Problem requirements: Find each line with the string "Постанова" and report it.

Available data:
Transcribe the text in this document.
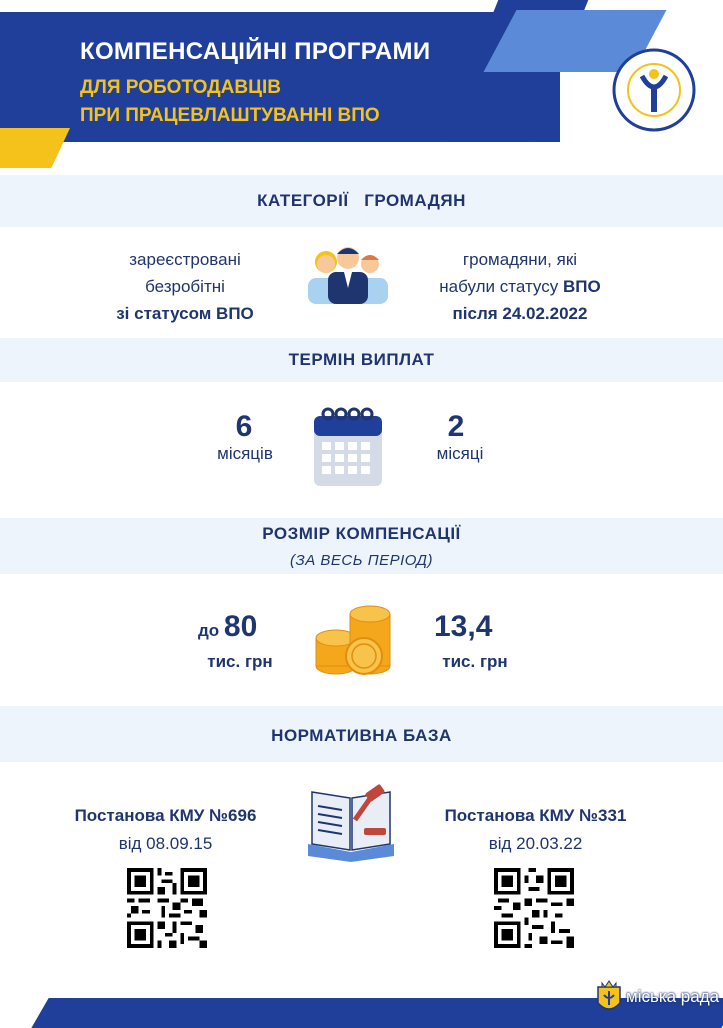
КОМПЕНСАЦІЙНІ ПРОГРАМИ
ДЛЯ РОБОТОДАВЦІВ
ПРИ ПРАЦЕВЛАШТУВАННІ ВПО
КАТЕГОРІЇ   ГРОМАДЯН
зареєстровані
безробітні
зі статусом ВПО
громадяни, які
набули статусу ВПО
після 24.02.2022
ТЕРМІН ВИПЛАТ
6
місяців
2
місяці
РОЗМІР КОМПЕНСАЦІЇ
(ЗА ВЕСЬ ПЕРІОД)
до 80
тис. грн
13,4
тис. грн
НОРМАТИВНА БАЗА
Постанова КМУ №696
від 08.09.15
Постанова КМУ №331
від 20.03.22
міська рада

The response:
Постанова КМУ №696
Постанова КМУ №331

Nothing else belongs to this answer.